----- The data

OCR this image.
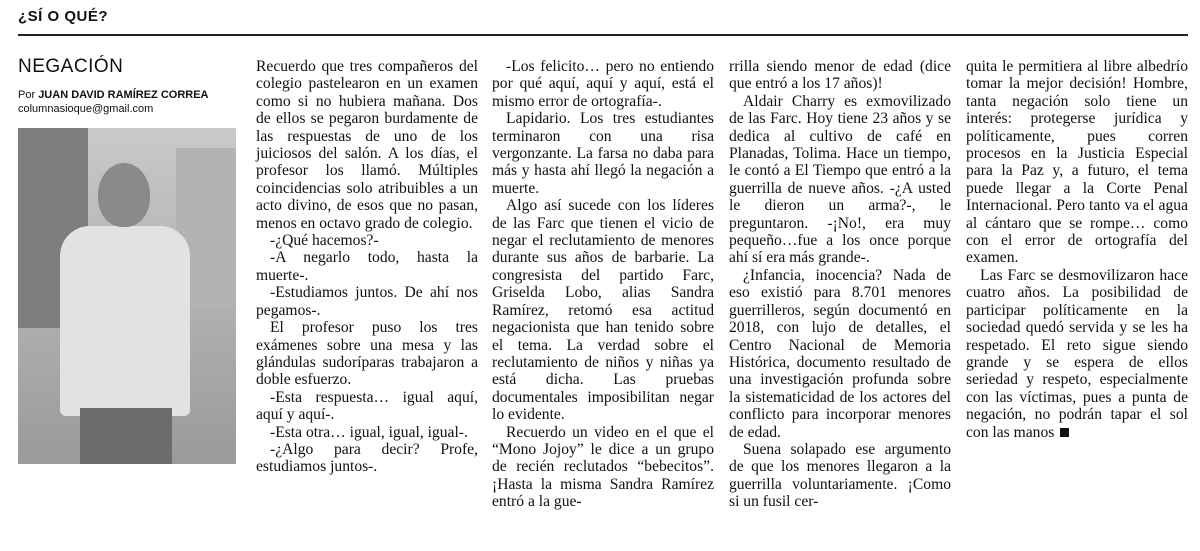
¿SÍ O QUÉ?
NEGACIÓN
Por JUAN DAVID RAMÍREZ CORREA
columnasioque@gmail.com

Recuerdo que tres compañeros del colegio pastelearon en un examen como si no hubiera mañana. Dos de ellos se pegaron burdamente de las respuestas de uno de los juiciosos del salón. A los días, el profesor los llamó. Múltiples coincidencias solo atribuibles a un acto divino, de esos que no pasan, menos en octavo grado de colegio.

-¿Qué hacemos?-

-A negarlo todo, hasta la muerte-.

-Estudiamos juntos. De ahí nos pegamos-.

El profesor puso los tres exámenes sobre una mesa y las glándulas sudoríparas trabajaron a doble esfuerzo.

-Esta respuesta… igual aquí, aquí y aquí-.

-Esta otra… igual, igual, igual-.

-¿Algo para decir? Profe, estudiamos juntos-.

-Los felicito… pero no entiendo por qué aquí, aquí y aquí, está el mismo error de ortografía-.

Lapidario. Los tres estudiantes terminaron con una risa vergonzante. La farsa no daba para más y hasta ahí llegó la negación a muerte.

Algo así sucede con los líderes de las Farc que tienen el vicio de negar el reclutamiento de menores durante sus años de barbarie. La congresista del partido Farc, Griselda Lobo, alias Sandra Ramírez, retomó esa actitud negacionista que han tenido sobre el tema. La verdad sobre el reclutamiento de niños y niñas ya está dicha. Las pruebas documentales imposibilitan negar lo evidente.

Recuerdo un video en el que el “Mono Jojoy” le dice a un grupo de recién reclutados “bebecitos”. ¡Hasta la misma Sandra Ramírez entró a la gue-

rrilla siendo menor de edad (dice que entró a los 17 años)!

Aldair Charry es exmovilizado de las Farc. Hoy tiene 23 años y se dedica al cultivo de café en Planadas, Tolima. Hace un tiempo, le contó a El Tiempo que entró a la guerrilla de nueve años. -¿A usted le dieron un arma?-, le preguntaron. -¡No!, era muy pequeño…fue a los once porque ahí sí era más grande-.

¿Infancia, inocencia? Nada de eso existió para 8.701 menores guerrilleros, según documentó en 2018, con lujo de detalles, el Centro Nacional de Memoria Histórica, documento resultado de una investigación profunda sobre la sistematicidad de los actores del conflicto para incorporar menores de edad.

Suena solapado ese argumento de que los menores llegaron a la guerrilla voluntariamente. ¡Como si un fusil cer-

quita le permitiera al libre albedrío tomar la mejor decisión! Hombre, tanta negación solo tiene un interés: protegerse jurídica y políticamente, pues corren procesos en la Justicia Especial para la Paz y, a futuro, el tema puede llegar a la Corte Penal Internacional. Pero tanto va el agua al cántaro que se rompe… como con el error de ortografía del examen.

Las Farc se desmovilizaron hace cuatro años. La posibilidad de participar políticamente en la sociedad quedó servida y se les ha respetado. El reto sigue siendo grande y se espera de ellos seriedad y respeto, especialmente con las víctimas, pues a punta de negación, no podrán tapar el sol con las manos
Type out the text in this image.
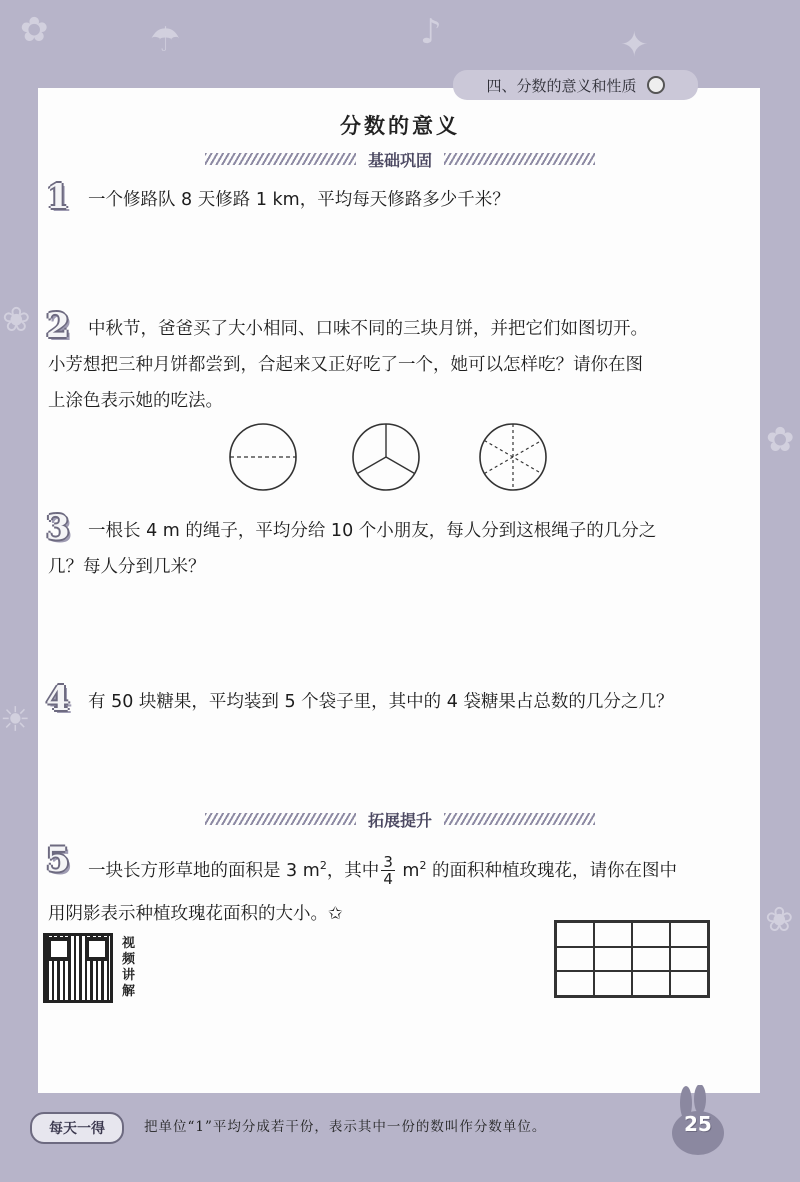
✿	☂	♪	✦
❀
✿
☀
❀
四、分数的意义和性质
分数的意义
基础巩固
1 一个修路队 8 天修路 1 km，平均每天修路多少千米？
2 中秋节，爸爸买了大小相同、口味不同的三块月饼，并把它们如图切开。
小芳想把三种月饼都尝到，合起来又正好吃了一个，她可以怎样吃？请你在图
上涂色表示她的吃法。
3 一根长 4 m 的绳子，平均分给 10 个小朋友，每人分到这根绳子的几分之
几？每人分到几米？
4 有 50 块糖果，平均装到 5 个袋子里，其中的 4 袋糖果占总数的几分之几？
拓展提升
5 一块长方形草地的面积是 3 $m^2$，其中 $\frac{3}{4} m^2$ 的面积种植玫瑰花，请你在图中
用阴影表示种植玫瑰花面积的大小。✩
视频讲解
每天一得	把单位“1”平均分成若干份，表示其中一份的数叫作分数单位。	25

----------

**Exercise goal:** All of the lines above should be printed exactly, minus the pictures.

**Written solution:**
OCR this image.
¿SÍ O QUÉ?
NEGACIÓN
Por JUAN DAVID RAMÍREZ CORREA
columnasioque@gmail.com

Recuerdo que tres compañeros del colegio pastelearon en un examen como si no hubiera mañana. Dos de ellos se pegaron burdamente de las respuestas de uno de los juiciosos del salón. A los días, el profesor los llamó. Múltiples coincidencias solo atribuibles a un acto divino, de esos que no pasan, menos en octavo grado de colegio.

-¿Qué hacemos?-

-A negarlo todo, hasta la muerte-.

-Estudiamos juntos. De ahí nos pegamos-.

El profesor puso los tres exámenes sobre una mesa y las glándulas sudoríparas trabajaron a doble esfuerzo.

-Esta respuesta… igual aquí, aquí y aquí-.

-Esta otra… igual, igual, igual-.

-¿Algo para decir? Profe, estudiamos juntos-.

-Los felicito… pero no entiendo por qué aquí, aquí y aquí, está el mismo error de ortografía-.

Lapidario. Los tres estudiantes terminaron con una risa vergonzante. La farsa no daba para más y hasta ahí llegó la negación a muerte.

Algo así sucede con los líderes de las Farc que tienen el vicio de negar el reclutamiento de menores durante sus años de barbarie. La congresista del partido Farc, Griselda Lobo, alias Sandra Ramírez, retomó esa actitud negacionista que han tenido sobre el tema. La verdad sobre el reclutamiento de niños y niñas ya está dicha. Las pruebas documentales imposibilitan negar lo evidente.

Recuerdo un video en el que el “Mono Jojoy” le dice a un grupo de recién reclutados “bebecitos”. ¡Hasta la misma Sandra Ramírez entró a la gue-

rrilla siendo menor de edad (dice que entró a los 17 años)!

Aldair Charry es exmovilizado de las Farc. Hoy tiene 23 años y se dedica al cultivo de café en Planadas, Tolima. Hace un tiempo, le contó a El Tiempo que entró a la guerrilla de nueve años. -¿A usted le dieron un arma?-, le preguntaron. -¡No!, era muy pequeño…fue a los once porque ahí sí era más grande-.

¿Infancia, inocencia? Nada de eso existió para 8.701 menores guerrilleros, según documentó en 2018, con lujo de detalles, el Centro Nacional de Memoria Histórica, documento resultado de una investigación profunda sobre la sistematicidad de los actores del conflicto para incorporar menores de edad.

Suena solapado ese argumento de que los menores llegaron a la guerrilla voluntariamente. ¡Como si un fusil cer-

quita le permitiera al libre albedrío tomar la mejor decisión! Hombre, tanta negación solo tiene un interés: protegerse jurídica y políticamente, pues corren procesos en la Justicia Especial para la Paz y, a futuro, el tema puede llegar a la Corte Penal Internacional. Pero tanto va el agua al cántaro que se rompe… como con el error de ortografía del examen.

Las Farc se desmovilizaron hace cuatro años. La posibilidad de participar políticamente en la sociedad quedó servida y se les ha respetado. El reto sigue siendo grande y se espera de ellos seriedad y respeto, especialmente con las víctimas, pues a punta de negación, no podrán tapar el sol con las manos
Type out the text in this image.
✿	☂	♪	✦
❀
✿
☀
❀
四、分数的意义和性质
分数的意义
基础巩固
1 一个修路队 8 天修路 1 km，平均每天修路多少千米？
2 中秋节，爸爸买了大小相同、口味不同的三块月饼，并把它们如图切开。
小芳想把三种月饼都尝到，合起来又正好吃了一个，她可以怎样吃？请你在图
上涂色表示她的吃法。
3 一根长 4 m 的绳子，平均分给 10 个小朋友，每人分到这根绳子的几分之
几？每人分到几米？
4 有 50 块糖果，平均装到 5 个袋子里，其中的 4 袋糖果占总数的几分之几？
拓展提升
5 一块长方形草地的面积是 3 $m^2$，其中 $\frac{3}{4} m^2$ 的面积种植玫瑰花，请你在图中
用阴影表示种植玫瑰花面积的大小。✩
视频讲解
每天一得	把单位“1”平均分成若干份，表示其中一份的数叫作分数单位。	25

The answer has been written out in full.